** start DATA TO PROCESS **

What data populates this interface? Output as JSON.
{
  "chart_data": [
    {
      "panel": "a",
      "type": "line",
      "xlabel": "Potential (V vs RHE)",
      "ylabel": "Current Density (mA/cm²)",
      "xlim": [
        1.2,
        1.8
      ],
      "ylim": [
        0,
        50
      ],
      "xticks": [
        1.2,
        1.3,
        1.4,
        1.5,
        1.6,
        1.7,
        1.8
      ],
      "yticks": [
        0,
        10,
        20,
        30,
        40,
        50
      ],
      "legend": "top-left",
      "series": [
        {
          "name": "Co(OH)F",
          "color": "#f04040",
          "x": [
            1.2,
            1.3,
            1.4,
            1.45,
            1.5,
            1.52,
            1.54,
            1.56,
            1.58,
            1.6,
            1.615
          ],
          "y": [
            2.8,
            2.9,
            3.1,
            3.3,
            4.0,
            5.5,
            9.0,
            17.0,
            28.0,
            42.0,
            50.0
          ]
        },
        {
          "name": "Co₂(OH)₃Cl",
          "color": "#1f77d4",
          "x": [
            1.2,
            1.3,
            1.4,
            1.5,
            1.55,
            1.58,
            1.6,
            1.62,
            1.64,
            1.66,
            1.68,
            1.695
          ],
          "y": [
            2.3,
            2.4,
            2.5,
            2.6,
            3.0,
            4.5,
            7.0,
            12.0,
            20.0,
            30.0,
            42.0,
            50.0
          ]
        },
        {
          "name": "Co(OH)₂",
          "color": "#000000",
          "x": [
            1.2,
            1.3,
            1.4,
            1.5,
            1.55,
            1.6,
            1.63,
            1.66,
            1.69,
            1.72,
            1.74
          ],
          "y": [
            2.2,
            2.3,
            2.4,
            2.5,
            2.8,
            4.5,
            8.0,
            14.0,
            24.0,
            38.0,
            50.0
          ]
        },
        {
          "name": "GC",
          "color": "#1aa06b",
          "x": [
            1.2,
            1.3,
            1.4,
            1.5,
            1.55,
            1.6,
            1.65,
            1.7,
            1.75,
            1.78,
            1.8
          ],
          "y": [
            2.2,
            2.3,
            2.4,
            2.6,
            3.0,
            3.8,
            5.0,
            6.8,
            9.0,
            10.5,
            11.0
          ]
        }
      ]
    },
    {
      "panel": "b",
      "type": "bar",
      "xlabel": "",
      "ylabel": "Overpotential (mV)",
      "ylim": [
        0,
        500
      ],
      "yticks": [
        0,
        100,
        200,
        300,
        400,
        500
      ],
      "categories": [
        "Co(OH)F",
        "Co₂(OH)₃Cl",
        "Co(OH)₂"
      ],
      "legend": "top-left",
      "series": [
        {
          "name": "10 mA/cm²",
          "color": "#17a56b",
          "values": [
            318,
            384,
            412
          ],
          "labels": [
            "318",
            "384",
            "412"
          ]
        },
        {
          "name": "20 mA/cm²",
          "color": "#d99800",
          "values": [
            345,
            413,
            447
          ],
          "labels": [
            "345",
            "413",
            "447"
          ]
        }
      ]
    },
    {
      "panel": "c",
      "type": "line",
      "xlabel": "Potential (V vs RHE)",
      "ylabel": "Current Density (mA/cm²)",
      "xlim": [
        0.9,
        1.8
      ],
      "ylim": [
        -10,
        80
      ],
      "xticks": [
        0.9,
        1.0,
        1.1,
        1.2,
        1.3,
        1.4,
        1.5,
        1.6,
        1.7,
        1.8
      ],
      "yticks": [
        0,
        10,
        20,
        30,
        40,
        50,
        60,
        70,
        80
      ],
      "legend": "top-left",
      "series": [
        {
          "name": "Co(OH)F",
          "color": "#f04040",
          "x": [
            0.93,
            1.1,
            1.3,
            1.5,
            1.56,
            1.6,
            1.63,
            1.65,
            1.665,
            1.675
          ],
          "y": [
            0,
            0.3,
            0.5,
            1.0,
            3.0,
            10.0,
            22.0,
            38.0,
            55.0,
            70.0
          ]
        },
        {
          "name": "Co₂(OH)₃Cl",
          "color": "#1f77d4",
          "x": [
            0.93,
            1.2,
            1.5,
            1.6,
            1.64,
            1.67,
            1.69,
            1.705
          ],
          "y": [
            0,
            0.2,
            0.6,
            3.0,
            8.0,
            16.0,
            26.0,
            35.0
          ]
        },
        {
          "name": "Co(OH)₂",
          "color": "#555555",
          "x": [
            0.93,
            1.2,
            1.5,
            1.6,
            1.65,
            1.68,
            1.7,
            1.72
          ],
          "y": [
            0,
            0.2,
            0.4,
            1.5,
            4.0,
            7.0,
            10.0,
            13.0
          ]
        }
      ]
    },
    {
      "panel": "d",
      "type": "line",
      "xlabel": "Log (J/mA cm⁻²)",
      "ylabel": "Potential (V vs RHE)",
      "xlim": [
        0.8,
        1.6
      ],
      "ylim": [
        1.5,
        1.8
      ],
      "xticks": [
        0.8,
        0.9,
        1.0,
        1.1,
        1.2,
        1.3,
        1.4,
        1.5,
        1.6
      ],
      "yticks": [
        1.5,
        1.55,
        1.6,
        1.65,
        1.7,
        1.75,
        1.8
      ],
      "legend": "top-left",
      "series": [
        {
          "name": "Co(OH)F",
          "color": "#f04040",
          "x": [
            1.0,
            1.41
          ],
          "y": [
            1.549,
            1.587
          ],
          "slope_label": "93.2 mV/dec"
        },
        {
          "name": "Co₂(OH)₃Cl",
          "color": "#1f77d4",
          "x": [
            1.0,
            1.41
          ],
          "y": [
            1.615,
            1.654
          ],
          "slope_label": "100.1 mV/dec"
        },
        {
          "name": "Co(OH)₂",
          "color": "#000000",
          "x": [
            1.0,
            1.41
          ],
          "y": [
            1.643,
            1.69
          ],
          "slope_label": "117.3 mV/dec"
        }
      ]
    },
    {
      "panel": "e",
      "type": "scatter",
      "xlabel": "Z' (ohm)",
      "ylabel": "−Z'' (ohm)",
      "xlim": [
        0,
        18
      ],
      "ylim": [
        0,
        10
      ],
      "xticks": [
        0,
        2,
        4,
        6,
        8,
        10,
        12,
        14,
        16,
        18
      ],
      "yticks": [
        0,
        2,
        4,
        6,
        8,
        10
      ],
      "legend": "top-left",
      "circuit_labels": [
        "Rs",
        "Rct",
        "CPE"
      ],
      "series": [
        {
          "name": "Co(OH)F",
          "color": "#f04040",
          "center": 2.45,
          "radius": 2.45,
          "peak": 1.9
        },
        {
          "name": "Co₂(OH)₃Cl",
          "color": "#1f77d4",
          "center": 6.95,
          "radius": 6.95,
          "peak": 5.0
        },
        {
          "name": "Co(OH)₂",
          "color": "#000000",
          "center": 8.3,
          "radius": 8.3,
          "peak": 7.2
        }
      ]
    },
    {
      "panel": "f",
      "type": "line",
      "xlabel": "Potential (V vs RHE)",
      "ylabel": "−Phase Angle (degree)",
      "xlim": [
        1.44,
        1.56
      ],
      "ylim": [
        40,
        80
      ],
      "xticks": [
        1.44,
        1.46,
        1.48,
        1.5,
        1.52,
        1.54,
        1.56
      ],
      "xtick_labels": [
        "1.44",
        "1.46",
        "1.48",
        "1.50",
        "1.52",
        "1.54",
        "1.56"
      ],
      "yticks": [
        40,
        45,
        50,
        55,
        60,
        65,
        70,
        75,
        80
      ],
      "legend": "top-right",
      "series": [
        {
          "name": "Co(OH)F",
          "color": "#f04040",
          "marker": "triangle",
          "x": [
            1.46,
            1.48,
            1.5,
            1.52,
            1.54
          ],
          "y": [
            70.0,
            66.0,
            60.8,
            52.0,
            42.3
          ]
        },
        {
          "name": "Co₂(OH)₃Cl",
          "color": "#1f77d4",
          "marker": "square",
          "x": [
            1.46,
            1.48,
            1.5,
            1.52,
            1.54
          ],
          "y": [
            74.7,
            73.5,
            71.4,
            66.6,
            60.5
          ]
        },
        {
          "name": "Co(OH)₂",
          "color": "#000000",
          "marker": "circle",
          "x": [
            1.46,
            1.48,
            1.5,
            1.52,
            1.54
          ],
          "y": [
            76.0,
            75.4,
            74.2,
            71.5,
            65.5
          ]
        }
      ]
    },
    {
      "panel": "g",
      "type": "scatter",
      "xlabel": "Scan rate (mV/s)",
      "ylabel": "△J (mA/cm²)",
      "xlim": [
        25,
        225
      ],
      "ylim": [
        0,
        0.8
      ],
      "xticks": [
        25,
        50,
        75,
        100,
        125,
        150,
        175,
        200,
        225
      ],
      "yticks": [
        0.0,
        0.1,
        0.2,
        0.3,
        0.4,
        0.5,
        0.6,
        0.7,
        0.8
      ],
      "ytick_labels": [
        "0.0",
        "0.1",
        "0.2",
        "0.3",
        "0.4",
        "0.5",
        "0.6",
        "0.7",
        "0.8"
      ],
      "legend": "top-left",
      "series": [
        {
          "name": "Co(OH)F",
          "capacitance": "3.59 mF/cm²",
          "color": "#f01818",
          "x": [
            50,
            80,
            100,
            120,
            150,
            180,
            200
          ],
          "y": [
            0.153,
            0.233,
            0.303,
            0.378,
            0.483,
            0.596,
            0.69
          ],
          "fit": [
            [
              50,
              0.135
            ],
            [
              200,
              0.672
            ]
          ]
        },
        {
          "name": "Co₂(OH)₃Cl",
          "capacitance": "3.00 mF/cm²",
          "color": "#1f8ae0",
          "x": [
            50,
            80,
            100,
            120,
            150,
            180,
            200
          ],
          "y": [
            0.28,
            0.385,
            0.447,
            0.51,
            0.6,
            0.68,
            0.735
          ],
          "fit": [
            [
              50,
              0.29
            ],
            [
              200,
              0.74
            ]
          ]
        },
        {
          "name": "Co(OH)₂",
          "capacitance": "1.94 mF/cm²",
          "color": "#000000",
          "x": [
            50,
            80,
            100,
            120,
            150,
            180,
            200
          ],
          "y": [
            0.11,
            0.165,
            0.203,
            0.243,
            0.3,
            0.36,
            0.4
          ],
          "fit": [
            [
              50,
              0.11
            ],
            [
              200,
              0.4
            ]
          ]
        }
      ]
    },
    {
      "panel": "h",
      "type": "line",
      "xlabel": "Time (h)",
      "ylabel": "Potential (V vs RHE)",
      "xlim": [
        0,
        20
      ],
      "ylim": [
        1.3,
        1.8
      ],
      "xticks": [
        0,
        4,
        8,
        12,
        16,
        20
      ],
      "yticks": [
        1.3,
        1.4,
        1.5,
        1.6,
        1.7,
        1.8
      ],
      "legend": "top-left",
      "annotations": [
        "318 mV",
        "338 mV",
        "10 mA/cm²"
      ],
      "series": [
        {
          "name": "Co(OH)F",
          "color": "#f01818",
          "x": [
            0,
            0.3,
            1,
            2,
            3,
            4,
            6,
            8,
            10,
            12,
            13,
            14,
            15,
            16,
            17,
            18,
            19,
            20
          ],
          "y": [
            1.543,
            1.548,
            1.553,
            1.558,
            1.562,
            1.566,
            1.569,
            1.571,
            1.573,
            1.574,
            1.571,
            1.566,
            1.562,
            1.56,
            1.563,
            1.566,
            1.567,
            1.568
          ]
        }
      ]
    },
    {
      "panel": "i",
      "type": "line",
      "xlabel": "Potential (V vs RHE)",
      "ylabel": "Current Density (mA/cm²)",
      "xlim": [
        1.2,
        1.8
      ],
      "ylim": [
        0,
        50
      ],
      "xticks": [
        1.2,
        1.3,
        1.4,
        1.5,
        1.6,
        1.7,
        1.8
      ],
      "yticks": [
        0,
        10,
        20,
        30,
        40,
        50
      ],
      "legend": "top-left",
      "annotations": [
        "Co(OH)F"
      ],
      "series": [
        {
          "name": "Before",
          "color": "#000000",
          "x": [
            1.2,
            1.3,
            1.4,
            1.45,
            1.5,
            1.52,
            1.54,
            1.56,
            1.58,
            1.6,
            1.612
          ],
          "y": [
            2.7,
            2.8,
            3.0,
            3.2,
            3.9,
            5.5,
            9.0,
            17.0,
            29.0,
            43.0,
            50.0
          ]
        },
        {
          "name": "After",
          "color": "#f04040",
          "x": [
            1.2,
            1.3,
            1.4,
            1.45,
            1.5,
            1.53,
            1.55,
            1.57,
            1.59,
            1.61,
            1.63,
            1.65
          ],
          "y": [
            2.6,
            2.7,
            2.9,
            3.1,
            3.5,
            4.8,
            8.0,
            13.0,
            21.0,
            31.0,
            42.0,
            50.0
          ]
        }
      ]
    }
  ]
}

** end DATA TO PROCESS **

▶ _JOB_: Check each line in the listing above for the string "panel", then report how many lines contain it, with no other text.

▶ _SOLUTION FOR THIS EXERCISE_: 9